## START Material to process

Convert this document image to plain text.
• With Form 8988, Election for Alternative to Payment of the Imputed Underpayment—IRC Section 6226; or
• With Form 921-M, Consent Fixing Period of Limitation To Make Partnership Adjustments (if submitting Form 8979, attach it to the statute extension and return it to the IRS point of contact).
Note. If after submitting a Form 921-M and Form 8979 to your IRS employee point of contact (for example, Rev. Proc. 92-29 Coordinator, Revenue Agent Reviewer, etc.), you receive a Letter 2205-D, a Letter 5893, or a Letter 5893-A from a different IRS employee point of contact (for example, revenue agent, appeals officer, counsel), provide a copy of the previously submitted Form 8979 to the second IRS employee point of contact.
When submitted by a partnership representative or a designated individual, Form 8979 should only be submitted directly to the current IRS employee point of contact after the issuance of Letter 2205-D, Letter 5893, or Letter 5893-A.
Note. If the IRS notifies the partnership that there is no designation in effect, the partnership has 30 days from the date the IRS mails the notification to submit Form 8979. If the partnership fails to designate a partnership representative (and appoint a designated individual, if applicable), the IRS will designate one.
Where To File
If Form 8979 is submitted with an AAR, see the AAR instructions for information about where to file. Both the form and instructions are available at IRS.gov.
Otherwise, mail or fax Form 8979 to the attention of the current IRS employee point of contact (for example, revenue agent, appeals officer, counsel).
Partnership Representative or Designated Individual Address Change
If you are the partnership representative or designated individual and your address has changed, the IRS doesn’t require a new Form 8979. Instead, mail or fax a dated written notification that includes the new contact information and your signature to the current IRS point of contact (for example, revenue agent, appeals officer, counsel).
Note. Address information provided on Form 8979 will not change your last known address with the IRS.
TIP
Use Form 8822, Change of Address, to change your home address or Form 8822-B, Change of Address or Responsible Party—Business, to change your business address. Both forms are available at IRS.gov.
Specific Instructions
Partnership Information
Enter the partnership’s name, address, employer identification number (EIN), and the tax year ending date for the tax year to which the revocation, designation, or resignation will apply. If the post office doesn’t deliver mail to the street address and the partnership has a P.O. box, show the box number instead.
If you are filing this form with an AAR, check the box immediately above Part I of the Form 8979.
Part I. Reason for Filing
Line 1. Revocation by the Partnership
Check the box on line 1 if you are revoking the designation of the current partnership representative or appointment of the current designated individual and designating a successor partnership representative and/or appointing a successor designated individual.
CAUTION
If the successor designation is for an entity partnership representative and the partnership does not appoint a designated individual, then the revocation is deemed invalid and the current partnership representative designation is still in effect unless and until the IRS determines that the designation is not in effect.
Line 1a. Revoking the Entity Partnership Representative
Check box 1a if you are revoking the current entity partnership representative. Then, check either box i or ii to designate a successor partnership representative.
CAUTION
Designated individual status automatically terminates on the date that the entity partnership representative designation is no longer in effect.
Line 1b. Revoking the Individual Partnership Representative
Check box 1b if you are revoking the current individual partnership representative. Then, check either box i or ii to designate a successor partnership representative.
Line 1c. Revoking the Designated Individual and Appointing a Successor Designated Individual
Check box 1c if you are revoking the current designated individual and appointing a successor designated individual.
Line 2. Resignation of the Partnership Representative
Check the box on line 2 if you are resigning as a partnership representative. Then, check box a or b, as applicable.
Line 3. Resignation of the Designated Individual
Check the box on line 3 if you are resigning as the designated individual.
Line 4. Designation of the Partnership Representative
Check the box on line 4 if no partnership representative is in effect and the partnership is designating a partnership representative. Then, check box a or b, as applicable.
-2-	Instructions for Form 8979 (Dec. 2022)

## END Material to process

Find the lines above that contain the word "submitted" and collect them.

(Response below):
Note. If after submitting a Form 921-M and Form 8979 to your IRS employee point of contact (for example, Rev. Proc. 92-29 Coordinator, Revenue Agent Reviewer, etc.), you receive a Letter 2205-D, a Letter 5893, or a Letter 5893-A from a different IRS employee point of contact (for example, revenue agent, appeals officer, counsel), provide a copy of the previously submitted Form 8979 to the second IRS employee point of contact.
When submitted by a partnership representative or a designated individual, Form 8979 should only be submitted directly to the current IRS employee point of contact after the issuance of Letter 2205-D, Letter 5893, or Letter 5893-A.
If Form 8979 is submitted with an AAR, see the AAR instructions for information about where to file. Both the form and instructions are available at IRS.gov.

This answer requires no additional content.